- **DIRECTIONS FOR THIS TASK**: Collect all lines containing the word "regulated" from the data.

Saved data entries:

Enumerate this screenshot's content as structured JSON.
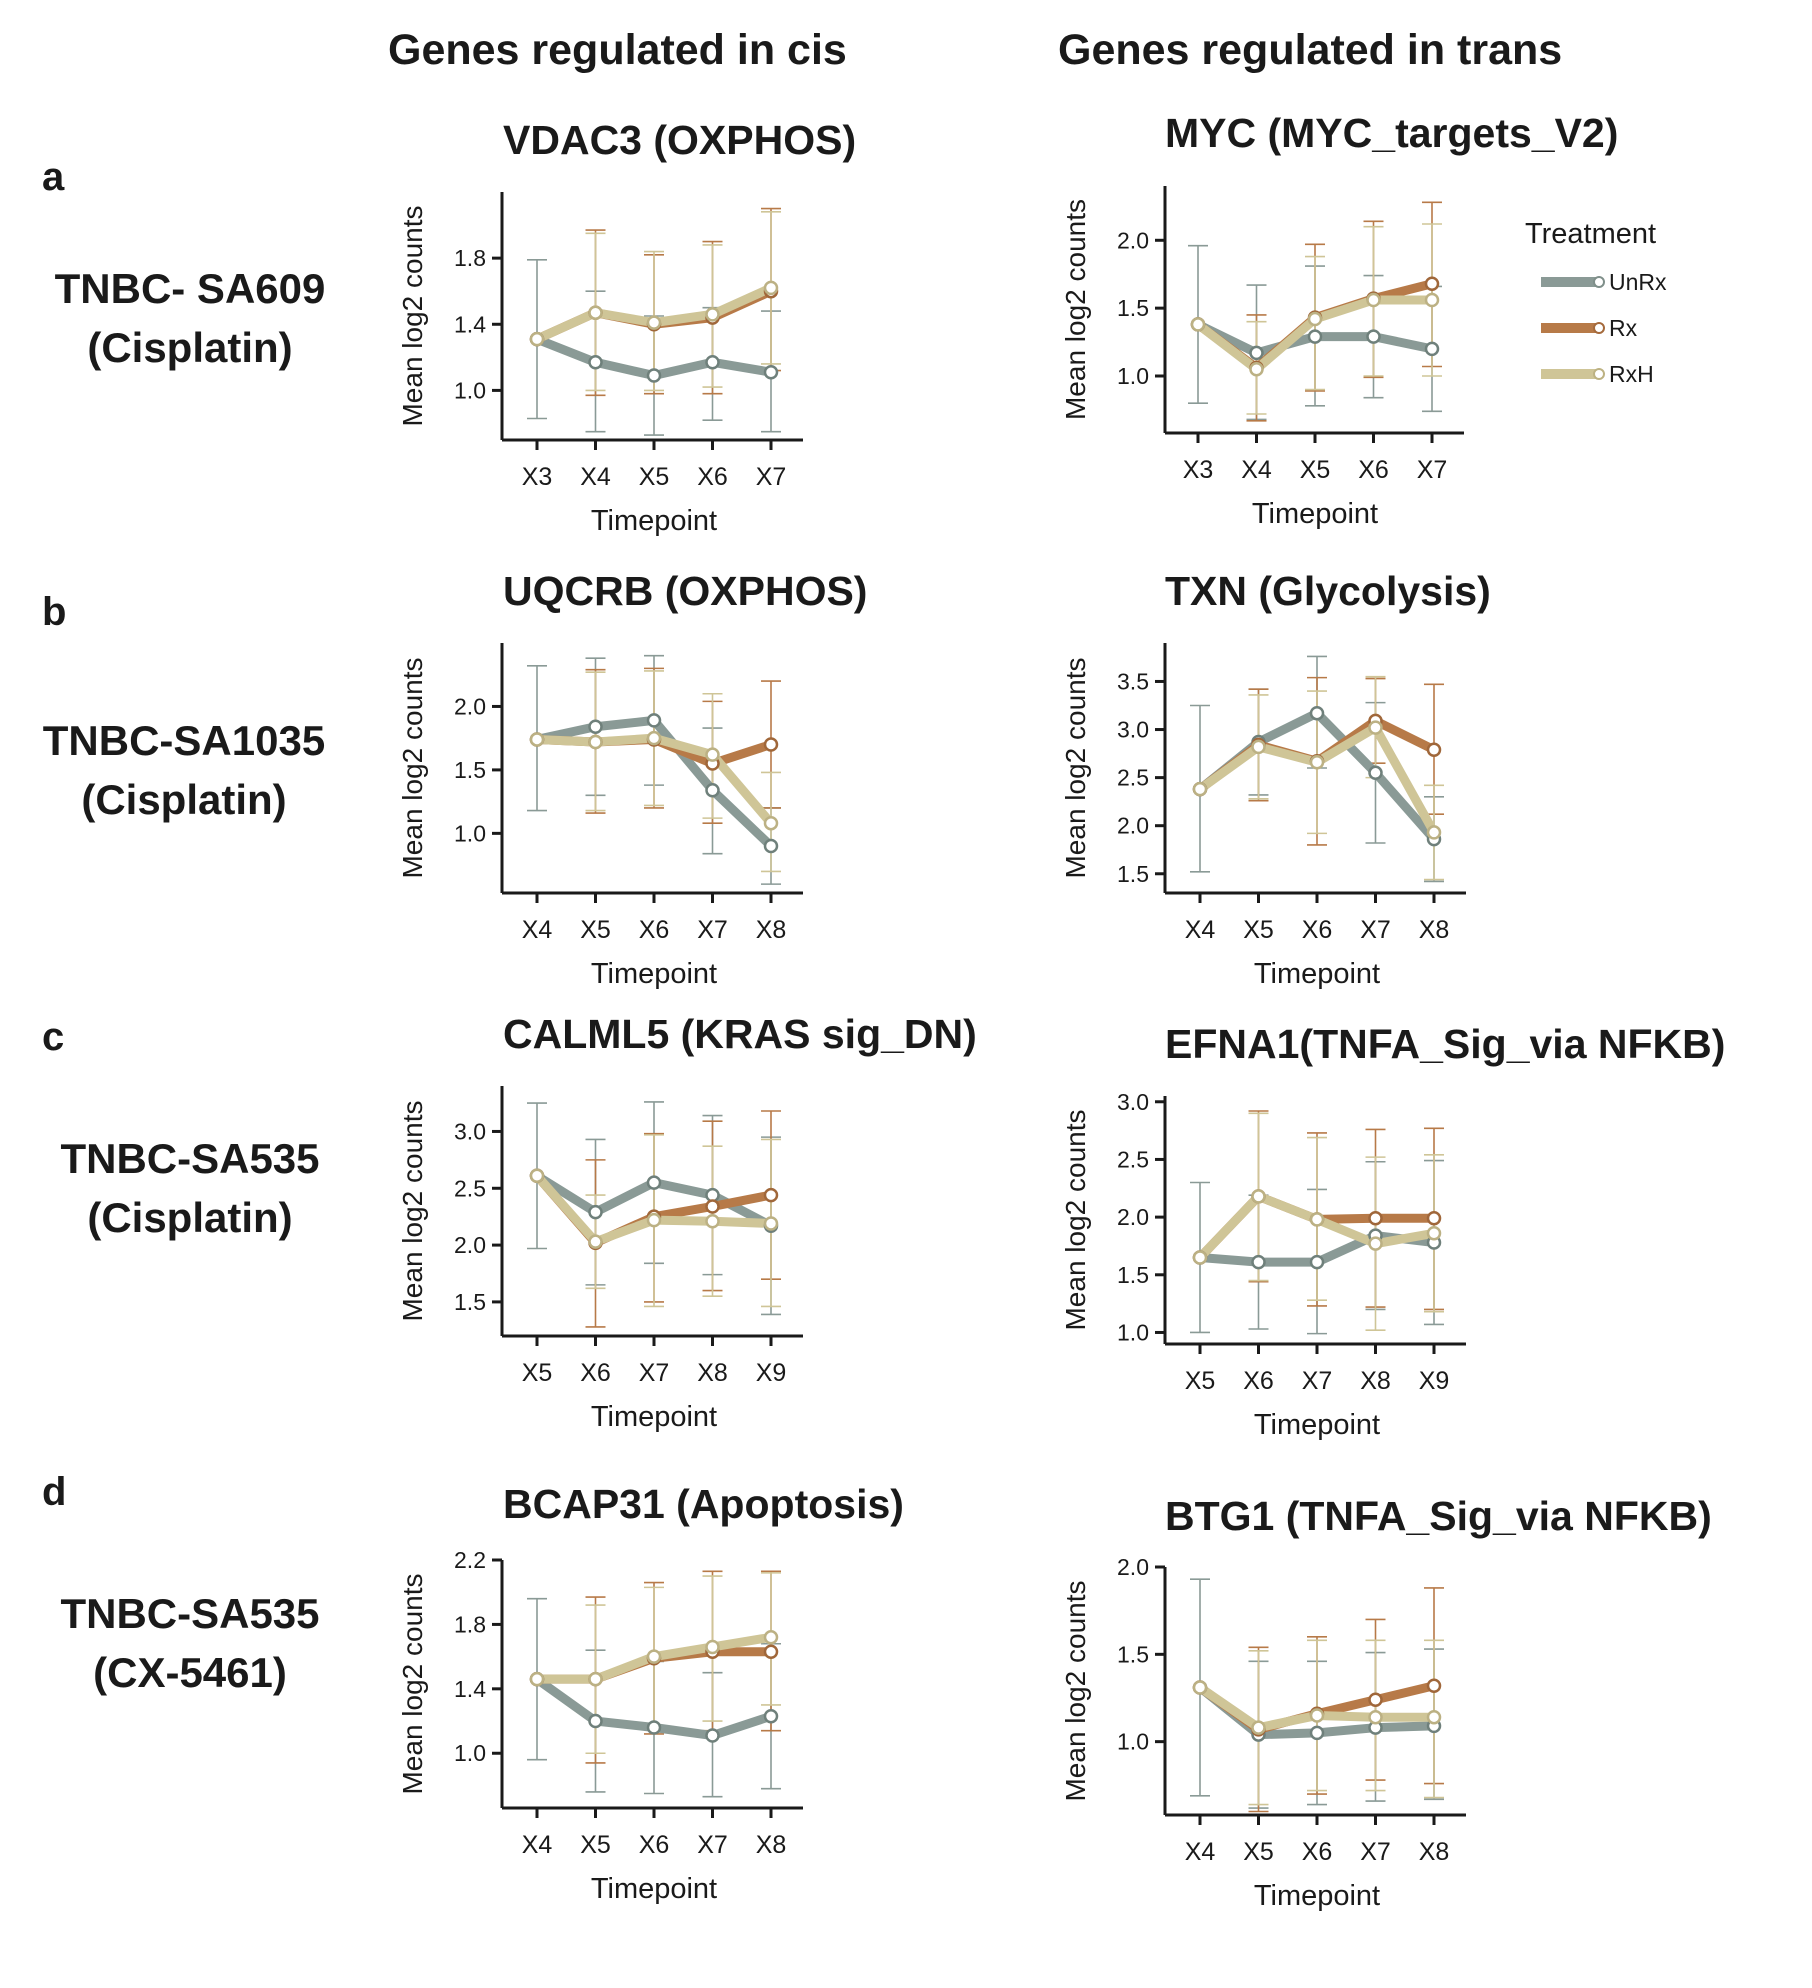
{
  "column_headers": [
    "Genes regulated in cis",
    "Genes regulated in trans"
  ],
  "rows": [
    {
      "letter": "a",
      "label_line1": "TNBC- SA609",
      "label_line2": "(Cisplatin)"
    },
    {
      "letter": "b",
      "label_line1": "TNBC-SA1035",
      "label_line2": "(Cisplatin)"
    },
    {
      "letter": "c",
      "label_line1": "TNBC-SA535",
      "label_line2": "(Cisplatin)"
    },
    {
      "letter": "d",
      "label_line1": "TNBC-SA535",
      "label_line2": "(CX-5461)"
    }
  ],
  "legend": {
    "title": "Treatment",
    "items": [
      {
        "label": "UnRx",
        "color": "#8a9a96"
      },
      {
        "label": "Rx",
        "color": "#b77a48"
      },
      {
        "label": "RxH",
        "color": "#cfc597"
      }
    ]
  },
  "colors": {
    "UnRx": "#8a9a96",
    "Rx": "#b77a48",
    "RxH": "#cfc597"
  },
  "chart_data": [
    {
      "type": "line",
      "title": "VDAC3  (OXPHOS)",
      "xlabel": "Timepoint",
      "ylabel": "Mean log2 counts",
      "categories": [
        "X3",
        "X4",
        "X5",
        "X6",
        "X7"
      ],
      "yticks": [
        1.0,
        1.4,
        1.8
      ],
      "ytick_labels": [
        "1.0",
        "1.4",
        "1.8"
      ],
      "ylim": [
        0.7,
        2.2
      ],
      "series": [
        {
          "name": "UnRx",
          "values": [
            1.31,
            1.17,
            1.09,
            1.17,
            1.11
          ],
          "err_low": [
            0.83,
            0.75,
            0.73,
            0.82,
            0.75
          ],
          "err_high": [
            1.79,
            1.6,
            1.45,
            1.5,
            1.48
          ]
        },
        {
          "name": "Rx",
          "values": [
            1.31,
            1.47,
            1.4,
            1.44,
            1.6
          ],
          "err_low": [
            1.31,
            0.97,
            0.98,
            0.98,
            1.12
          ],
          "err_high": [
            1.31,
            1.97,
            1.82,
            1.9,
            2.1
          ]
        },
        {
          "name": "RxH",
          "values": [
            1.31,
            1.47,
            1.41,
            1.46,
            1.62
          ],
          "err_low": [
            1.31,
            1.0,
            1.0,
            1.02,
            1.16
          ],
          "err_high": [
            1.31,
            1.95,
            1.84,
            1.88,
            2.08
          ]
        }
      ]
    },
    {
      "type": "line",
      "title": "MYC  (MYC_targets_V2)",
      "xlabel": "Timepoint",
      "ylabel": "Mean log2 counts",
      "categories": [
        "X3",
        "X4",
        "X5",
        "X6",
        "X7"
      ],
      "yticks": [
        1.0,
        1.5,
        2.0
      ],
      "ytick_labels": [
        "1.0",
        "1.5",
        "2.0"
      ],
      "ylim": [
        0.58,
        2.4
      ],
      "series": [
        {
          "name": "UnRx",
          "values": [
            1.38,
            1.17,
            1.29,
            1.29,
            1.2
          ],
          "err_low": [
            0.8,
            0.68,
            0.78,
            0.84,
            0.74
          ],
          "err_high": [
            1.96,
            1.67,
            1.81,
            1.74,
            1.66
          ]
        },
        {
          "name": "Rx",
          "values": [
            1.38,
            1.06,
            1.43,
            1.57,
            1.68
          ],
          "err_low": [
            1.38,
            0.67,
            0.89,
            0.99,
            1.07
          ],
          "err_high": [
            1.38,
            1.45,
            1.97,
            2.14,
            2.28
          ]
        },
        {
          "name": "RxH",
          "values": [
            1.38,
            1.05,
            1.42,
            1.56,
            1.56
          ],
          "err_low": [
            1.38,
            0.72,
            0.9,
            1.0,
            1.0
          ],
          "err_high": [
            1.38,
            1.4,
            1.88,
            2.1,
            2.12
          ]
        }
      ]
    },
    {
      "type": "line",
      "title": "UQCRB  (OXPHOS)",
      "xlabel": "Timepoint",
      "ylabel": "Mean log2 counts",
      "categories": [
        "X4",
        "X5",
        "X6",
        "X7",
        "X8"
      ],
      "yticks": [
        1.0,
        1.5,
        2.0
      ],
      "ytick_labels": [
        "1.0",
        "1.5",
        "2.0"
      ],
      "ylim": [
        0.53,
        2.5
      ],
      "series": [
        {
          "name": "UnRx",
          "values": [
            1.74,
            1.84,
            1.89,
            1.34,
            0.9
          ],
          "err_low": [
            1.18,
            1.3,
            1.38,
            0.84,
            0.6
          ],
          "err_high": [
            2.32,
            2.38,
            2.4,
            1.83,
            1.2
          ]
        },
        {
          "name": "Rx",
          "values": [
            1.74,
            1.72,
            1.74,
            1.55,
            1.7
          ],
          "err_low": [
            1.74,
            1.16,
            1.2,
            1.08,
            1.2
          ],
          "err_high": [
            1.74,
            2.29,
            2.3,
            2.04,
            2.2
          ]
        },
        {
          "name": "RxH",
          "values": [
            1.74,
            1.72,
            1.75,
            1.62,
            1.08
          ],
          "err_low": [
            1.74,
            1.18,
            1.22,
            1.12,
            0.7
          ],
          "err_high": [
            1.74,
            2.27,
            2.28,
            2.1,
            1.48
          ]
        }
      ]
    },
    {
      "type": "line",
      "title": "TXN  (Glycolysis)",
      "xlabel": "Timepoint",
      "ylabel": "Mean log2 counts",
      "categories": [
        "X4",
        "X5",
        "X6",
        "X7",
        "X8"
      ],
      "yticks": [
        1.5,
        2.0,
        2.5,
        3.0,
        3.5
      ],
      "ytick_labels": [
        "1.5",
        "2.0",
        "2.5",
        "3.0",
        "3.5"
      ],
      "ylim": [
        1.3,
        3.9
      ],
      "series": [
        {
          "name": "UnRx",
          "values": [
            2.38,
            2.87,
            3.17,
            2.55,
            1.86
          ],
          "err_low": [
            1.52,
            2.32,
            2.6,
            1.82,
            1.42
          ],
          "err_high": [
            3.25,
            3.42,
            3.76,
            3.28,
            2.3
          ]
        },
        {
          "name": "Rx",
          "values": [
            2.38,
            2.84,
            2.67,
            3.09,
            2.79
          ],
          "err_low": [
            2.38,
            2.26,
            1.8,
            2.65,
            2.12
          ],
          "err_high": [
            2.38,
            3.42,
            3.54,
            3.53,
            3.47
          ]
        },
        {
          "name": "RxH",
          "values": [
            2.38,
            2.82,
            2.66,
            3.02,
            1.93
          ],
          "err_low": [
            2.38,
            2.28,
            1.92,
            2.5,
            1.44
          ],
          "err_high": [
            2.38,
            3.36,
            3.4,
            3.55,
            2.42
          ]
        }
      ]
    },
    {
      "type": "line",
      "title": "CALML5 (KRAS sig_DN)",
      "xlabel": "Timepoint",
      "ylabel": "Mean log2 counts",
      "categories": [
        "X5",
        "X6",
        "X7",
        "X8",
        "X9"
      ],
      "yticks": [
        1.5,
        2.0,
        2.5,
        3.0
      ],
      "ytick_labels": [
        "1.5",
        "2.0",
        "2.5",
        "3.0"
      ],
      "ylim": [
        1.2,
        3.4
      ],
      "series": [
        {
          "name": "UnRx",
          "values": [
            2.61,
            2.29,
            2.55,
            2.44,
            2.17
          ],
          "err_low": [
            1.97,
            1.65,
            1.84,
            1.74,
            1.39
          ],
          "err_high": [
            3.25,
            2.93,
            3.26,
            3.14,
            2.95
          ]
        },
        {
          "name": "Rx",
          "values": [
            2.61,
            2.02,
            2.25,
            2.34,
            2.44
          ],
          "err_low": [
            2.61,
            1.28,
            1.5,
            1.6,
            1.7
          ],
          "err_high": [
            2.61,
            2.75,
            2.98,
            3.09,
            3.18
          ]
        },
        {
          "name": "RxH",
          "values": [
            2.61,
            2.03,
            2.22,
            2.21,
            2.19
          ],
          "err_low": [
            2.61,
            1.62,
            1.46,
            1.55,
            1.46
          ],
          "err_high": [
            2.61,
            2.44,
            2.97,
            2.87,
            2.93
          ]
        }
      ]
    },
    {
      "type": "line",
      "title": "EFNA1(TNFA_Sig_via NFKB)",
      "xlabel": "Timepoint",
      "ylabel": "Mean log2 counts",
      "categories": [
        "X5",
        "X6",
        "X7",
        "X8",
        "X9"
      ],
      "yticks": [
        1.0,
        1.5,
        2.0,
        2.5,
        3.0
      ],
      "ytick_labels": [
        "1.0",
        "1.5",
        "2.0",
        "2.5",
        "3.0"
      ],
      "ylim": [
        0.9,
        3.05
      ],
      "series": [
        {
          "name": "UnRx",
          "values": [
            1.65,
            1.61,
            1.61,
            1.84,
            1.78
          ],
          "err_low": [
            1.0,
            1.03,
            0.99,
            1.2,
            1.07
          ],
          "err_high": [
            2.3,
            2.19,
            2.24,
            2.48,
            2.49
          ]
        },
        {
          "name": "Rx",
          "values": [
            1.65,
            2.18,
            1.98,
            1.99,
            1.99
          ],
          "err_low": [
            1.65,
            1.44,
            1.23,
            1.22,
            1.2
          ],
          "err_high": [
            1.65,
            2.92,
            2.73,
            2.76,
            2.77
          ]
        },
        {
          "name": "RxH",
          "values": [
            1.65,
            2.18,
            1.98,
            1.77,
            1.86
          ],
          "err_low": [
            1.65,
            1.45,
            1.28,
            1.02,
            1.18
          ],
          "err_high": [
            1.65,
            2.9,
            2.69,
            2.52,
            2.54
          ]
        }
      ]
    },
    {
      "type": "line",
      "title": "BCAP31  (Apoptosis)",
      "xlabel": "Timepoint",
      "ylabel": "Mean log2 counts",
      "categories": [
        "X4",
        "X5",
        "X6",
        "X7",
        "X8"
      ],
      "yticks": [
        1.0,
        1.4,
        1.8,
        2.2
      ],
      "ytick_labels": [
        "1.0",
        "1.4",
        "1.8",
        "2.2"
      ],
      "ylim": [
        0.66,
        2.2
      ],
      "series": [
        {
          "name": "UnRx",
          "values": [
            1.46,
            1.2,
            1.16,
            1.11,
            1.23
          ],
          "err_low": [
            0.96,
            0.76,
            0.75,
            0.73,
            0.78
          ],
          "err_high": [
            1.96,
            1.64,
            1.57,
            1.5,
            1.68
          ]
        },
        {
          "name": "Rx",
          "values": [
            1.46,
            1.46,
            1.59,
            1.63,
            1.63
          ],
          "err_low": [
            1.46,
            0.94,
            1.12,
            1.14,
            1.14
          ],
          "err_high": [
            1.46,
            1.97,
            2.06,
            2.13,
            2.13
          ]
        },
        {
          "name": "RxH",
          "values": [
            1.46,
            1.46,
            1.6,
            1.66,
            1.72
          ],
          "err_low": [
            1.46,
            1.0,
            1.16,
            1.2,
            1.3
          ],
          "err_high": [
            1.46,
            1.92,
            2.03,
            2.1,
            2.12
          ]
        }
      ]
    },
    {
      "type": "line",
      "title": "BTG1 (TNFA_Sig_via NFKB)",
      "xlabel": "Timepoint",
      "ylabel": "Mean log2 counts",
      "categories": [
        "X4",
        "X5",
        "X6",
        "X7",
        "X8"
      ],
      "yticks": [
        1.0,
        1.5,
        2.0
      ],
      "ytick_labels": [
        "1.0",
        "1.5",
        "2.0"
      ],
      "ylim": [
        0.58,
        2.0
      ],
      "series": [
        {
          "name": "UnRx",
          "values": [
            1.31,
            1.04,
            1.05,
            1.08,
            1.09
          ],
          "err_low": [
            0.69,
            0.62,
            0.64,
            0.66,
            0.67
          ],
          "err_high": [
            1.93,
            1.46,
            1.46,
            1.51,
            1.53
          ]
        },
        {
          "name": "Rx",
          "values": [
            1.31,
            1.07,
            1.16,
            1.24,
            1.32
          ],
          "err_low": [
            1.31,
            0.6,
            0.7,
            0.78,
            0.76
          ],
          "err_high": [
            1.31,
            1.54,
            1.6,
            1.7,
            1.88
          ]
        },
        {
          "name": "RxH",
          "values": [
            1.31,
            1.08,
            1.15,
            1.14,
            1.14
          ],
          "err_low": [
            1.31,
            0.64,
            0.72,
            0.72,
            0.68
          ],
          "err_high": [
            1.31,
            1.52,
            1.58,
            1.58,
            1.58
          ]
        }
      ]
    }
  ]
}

- **SOLUTION TO THIS EXERCISE**:
    "Genes regulated in cis",
    "Genes regulated in trans"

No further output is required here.